REQUIRED TASK:
Look below. Copy each line that has "caption" in it.

--- ENTRIES ---

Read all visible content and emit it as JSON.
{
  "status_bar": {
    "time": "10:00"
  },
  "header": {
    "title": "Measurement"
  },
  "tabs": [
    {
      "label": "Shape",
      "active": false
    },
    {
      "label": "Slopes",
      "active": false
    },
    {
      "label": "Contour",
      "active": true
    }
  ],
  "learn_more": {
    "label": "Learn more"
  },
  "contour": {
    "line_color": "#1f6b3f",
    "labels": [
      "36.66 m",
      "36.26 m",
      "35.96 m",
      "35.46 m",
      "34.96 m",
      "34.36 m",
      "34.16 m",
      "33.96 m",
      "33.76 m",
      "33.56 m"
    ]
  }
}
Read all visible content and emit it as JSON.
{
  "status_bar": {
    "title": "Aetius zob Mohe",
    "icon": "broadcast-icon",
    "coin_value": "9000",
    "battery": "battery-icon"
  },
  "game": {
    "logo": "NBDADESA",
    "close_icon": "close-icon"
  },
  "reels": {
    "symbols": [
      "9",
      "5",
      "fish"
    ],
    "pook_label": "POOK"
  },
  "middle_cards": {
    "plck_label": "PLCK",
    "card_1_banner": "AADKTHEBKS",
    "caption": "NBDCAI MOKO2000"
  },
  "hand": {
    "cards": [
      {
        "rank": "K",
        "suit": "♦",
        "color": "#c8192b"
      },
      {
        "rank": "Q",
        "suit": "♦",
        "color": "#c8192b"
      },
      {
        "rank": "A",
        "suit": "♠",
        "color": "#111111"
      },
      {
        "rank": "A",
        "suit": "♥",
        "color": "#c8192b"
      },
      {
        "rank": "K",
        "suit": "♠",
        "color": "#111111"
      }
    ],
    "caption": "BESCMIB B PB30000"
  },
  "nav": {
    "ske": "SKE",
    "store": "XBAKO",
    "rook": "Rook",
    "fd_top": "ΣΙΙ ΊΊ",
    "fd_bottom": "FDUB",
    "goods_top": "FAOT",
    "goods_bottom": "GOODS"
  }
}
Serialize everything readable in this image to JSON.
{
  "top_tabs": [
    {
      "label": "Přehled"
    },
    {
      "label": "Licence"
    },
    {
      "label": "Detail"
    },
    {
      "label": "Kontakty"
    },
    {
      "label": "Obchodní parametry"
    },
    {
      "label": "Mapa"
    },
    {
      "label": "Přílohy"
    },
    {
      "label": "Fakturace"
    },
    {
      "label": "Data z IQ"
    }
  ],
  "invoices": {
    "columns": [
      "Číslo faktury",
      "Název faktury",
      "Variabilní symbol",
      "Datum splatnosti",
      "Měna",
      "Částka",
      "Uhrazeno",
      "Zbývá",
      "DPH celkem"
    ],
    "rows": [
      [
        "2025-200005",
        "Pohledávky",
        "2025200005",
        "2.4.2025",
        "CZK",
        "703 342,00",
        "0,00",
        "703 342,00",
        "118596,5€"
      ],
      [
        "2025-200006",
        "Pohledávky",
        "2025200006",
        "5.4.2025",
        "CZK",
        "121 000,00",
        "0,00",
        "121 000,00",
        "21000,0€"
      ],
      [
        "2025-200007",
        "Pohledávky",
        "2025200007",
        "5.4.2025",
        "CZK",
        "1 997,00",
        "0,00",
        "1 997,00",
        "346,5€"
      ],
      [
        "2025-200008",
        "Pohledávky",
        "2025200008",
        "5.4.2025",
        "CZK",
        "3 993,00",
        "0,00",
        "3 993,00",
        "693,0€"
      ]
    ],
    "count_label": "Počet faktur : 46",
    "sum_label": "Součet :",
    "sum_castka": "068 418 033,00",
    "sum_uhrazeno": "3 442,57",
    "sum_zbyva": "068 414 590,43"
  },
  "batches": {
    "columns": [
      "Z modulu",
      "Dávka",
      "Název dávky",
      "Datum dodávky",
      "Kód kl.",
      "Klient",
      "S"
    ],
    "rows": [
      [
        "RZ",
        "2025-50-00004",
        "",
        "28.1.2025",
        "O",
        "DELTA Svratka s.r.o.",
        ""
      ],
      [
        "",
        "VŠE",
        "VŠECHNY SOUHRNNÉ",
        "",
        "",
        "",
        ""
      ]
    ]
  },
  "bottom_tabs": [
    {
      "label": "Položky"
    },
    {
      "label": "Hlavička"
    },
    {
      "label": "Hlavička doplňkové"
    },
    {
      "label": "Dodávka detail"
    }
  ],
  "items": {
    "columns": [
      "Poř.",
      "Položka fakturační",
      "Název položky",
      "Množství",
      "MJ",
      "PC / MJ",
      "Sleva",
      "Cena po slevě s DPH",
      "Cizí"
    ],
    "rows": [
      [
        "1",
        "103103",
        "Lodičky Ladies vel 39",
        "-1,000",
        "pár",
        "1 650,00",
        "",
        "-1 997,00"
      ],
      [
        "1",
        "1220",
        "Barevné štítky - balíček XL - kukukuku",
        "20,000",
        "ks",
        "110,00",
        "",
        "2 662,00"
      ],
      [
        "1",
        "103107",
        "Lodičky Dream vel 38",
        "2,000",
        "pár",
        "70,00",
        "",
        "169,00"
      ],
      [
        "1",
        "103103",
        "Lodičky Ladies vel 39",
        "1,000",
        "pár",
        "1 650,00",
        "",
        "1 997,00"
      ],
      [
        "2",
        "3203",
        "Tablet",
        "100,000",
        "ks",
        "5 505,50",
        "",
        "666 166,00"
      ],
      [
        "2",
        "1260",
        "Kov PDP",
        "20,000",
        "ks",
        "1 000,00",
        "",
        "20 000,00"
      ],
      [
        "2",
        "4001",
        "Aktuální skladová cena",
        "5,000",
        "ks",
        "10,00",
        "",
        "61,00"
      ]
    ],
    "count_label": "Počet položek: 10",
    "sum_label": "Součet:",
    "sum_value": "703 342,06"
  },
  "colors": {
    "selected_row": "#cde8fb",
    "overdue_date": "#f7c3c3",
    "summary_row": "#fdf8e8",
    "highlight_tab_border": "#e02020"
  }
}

---

SOLUTION:
    "caption": "NBDCAI MOKO2000"
    "caption": "BESCMIB B PB30000"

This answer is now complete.